::: Source text

Clockwise from top left: images courtesy of Affymetrix, Illumina, Sequenom and Illumina
Take any two individuals, sequence and compare their genomic DNA, and you'll find that the vast majority (about 99.9%) of the sequences are identical. In the remaining 0.1% lie differences in disease susceptibility, environmental response, and drug metabolism. Researchers are understandably keen to dissect these variations, most of which take the form of single-nucleotide polymorphisms (SNPs).
A SNP (pronounced "snip") is a substitution of one base pair at a given location on the genome. At position 11,294,479 on human chromosome 7, for instance, some people have an A, while others have a G. On average, SNPs are spaced every 300 bases throughout the human genome and are estimated at nearly 10 million. Each is a genomic landmark, a surveyor's marker that researchers can use to chart the location of disease genes and heritable traits, for instance.
Most SNPs reside outside coding regions, exerting potential influence on gene regulation and expression. Many researchers value these SNPs for use in association studies and whole-genome linkage-disequilibrium mapping. In this type of analysis, maps of common, genome-wide polymorphisms are used to unearth variations that are associated with, but not causative of, medical conditions.

::::::
::: Information

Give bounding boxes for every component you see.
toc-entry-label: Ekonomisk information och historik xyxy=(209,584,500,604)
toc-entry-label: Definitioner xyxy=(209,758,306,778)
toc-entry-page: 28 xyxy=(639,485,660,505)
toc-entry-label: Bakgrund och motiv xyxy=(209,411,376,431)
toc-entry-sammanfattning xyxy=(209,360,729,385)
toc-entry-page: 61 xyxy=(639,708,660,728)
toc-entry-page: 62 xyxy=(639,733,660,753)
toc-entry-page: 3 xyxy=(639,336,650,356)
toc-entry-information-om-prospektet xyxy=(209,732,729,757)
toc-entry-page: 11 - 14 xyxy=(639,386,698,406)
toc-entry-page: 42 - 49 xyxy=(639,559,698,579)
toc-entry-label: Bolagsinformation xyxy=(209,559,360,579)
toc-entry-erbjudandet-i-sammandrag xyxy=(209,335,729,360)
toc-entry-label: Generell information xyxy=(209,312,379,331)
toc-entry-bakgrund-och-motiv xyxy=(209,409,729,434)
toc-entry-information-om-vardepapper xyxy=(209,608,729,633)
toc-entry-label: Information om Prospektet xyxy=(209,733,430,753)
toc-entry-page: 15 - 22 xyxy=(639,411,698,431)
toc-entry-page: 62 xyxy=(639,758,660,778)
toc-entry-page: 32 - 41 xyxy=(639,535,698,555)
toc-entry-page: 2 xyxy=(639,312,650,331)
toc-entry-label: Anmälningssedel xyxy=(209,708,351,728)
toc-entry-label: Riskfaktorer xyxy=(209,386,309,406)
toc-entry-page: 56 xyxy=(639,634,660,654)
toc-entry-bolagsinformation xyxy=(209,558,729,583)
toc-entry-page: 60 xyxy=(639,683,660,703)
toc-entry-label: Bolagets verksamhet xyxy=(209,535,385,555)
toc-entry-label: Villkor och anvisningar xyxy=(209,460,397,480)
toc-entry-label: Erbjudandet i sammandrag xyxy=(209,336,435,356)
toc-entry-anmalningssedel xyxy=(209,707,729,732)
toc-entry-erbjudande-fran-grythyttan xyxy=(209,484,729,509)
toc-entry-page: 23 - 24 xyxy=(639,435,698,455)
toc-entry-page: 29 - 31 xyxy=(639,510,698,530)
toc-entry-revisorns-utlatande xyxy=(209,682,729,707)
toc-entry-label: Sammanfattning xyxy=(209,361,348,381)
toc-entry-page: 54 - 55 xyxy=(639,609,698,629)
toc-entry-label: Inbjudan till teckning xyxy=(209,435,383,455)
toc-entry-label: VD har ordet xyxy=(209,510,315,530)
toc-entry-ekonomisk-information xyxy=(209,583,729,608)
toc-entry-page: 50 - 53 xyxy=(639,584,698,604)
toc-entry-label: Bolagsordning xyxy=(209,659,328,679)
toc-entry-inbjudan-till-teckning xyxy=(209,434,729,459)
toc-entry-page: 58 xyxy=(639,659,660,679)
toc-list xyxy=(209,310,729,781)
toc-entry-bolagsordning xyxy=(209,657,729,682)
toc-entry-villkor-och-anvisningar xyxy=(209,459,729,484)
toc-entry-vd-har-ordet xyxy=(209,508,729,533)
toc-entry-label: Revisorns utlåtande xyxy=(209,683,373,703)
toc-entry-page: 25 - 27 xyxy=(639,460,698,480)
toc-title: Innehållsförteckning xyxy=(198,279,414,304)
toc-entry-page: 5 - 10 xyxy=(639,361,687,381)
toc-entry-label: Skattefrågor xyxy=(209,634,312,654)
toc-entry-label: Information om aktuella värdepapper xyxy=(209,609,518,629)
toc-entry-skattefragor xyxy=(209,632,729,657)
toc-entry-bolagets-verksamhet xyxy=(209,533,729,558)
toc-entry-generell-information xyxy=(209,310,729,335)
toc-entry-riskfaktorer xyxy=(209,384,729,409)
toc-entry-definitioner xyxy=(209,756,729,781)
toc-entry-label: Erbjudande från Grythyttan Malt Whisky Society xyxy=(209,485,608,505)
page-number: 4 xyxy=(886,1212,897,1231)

::::::

== Problem ==
Resume the passage on single-nucleotide polymorphisms, starting right after its last sentence. The listing is separate material and has no connection to the passage on single-nucleotide polymorphisms.

== Task output ==
But some polymorphisms occur in protein-coding regions (cSNPs) and may directly contribute to disease, disease susceptibility, and drug metabolism by altering gene function. An estimated 200,000 cSNPs are present in the human genome,1 and scientists like David Altshuler, director of the Program on Medical and Population Genetics at the Whitehead Genome Center in Cambridge, Mass., say such SNPs should take precedence in large-scale genotyping studies.
Cataloging SNPs across the genome is one of the goals of the Human Genome Project2 and a focus of the SNP Consortium. Together, these two projects have contributed millions of SNPs to dbSNP, a public database maintained by the National Center for Biotechnology Information (NCBI). The availability of so many genetic markers presents an interesting problem: How can researchers sample SNPs on a genome-wide scale to take advantage of all the information? Scientists have developed several solutions, including microarray, mass spectrometry, and bead-based approaches. "There is no clear winner yet," says Altshuler, "but there's plenty of excitement."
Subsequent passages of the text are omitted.